-- EXERCISE INSTRUCTIONS --
Records follow. Pull out every line that contains "alakhbarinfo".

-- SUPPLIED DATA --
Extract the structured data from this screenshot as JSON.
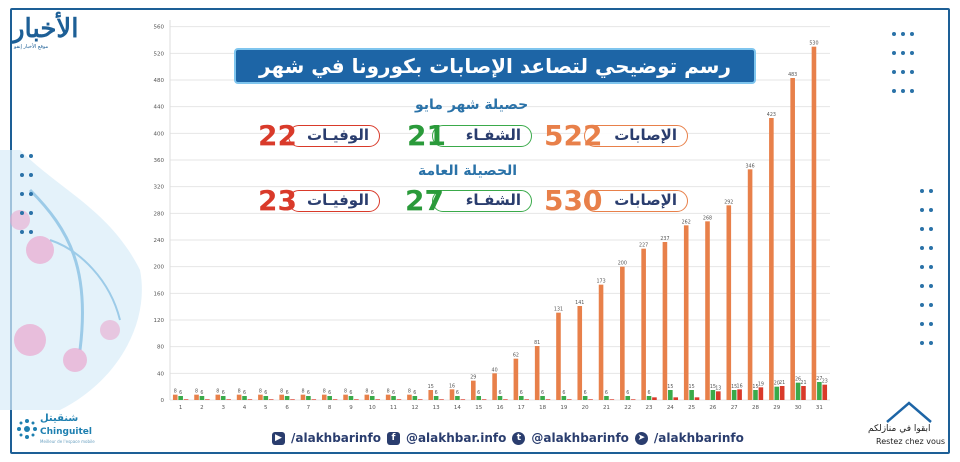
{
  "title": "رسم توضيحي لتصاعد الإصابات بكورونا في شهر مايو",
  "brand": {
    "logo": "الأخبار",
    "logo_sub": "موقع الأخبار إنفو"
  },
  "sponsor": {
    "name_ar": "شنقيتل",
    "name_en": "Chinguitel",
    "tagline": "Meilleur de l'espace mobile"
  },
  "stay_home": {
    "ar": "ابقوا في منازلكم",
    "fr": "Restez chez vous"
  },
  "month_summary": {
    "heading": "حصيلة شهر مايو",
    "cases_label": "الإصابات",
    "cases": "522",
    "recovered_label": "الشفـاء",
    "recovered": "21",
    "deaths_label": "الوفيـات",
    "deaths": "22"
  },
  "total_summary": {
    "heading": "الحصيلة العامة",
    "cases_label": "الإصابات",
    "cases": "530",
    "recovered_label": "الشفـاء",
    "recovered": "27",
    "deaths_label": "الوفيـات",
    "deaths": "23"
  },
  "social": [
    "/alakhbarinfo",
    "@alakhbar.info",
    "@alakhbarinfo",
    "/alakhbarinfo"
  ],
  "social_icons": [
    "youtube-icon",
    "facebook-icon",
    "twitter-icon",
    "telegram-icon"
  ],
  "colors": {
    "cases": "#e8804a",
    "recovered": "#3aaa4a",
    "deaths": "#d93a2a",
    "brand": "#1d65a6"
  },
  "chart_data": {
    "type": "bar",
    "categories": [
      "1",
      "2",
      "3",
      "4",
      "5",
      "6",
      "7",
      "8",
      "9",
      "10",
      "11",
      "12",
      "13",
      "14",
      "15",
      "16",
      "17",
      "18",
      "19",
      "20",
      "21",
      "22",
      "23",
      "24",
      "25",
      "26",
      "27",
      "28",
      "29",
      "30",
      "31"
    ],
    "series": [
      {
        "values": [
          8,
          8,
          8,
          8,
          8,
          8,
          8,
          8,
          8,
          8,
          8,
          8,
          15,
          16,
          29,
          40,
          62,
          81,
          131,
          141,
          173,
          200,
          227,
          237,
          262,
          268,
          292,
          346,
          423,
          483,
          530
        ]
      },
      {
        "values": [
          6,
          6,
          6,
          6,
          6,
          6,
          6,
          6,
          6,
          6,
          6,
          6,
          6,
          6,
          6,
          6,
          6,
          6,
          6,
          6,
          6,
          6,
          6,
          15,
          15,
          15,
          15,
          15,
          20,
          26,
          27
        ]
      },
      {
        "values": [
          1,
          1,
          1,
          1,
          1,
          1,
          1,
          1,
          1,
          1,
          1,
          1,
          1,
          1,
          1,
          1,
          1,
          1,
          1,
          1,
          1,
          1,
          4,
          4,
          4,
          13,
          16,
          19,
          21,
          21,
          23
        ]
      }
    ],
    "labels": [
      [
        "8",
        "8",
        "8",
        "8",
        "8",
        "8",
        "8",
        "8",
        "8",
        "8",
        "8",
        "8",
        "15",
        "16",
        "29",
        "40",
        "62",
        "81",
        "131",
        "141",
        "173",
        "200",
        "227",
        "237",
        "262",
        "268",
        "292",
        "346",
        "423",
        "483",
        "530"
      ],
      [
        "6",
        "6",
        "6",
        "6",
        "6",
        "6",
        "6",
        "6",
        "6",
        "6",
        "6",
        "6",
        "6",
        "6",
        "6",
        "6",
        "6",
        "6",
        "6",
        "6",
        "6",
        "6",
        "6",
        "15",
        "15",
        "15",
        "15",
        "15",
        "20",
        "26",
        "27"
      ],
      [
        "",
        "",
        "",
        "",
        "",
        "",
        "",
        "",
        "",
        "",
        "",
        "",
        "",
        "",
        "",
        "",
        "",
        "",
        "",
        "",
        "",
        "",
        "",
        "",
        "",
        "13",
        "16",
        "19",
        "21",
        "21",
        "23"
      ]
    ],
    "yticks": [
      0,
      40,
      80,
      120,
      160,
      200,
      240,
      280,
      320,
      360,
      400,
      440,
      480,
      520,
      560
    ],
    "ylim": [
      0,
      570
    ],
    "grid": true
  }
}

...

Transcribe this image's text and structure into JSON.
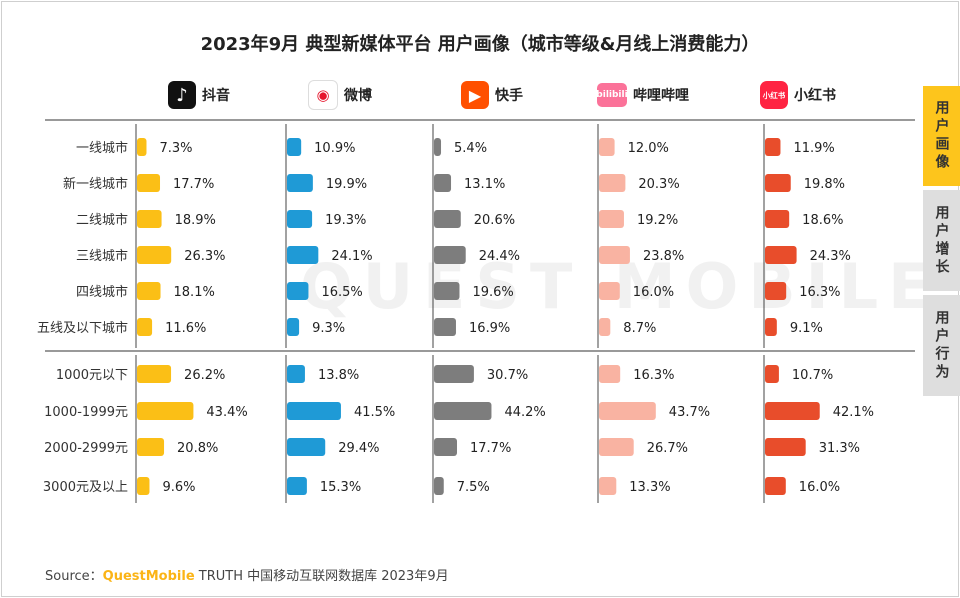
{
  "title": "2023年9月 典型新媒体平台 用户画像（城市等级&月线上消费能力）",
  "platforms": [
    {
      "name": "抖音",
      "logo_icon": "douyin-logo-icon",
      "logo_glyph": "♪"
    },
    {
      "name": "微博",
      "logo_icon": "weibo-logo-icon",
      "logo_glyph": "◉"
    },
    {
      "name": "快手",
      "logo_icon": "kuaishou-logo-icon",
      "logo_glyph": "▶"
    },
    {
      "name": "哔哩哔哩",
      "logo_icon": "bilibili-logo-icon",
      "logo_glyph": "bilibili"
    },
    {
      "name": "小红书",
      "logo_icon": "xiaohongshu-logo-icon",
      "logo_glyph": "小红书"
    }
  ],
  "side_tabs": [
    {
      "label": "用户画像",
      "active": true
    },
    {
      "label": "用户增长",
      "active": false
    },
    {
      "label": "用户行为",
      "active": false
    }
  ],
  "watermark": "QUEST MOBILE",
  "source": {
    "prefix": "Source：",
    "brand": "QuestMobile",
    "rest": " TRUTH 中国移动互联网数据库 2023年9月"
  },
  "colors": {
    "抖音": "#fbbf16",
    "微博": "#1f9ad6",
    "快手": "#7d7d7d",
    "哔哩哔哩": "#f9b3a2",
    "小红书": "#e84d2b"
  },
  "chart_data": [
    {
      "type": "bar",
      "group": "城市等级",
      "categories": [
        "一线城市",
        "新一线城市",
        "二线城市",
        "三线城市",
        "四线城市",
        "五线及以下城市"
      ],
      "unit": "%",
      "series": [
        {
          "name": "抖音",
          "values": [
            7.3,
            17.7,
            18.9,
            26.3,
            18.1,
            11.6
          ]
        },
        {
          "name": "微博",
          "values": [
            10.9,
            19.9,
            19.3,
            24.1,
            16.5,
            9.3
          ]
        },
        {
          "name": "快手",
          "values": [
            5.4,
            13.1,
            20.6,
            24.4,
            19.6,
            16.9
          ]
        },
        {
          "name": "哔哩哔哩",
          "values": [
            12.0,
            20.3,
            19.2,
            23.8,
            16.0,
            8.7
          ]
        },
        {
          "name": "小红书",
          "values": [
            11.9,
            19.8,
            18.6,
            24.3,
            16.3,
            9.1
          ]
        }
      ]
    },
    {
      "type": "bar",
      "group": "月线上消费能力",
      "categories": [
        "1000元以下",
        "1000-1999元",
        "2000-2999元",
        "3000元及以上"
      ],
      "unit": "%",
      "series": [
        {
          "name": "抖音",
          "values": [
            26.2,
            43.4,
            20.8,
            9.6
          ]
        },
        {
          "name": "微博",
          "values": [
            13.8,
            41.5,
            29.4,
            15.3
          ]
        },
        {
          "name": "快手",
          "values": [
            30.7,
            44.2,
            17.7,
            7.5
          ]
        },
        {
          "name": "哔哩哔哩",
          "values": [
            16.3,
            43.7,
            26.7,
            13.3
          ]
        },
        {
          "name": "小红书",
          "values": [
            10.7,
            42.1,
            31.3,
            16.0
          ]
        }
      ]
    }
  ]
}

-- RESPONSE --
    "/alakhbarinfo",
    "@alakhbarinfo",
    "/alakhbarinfo"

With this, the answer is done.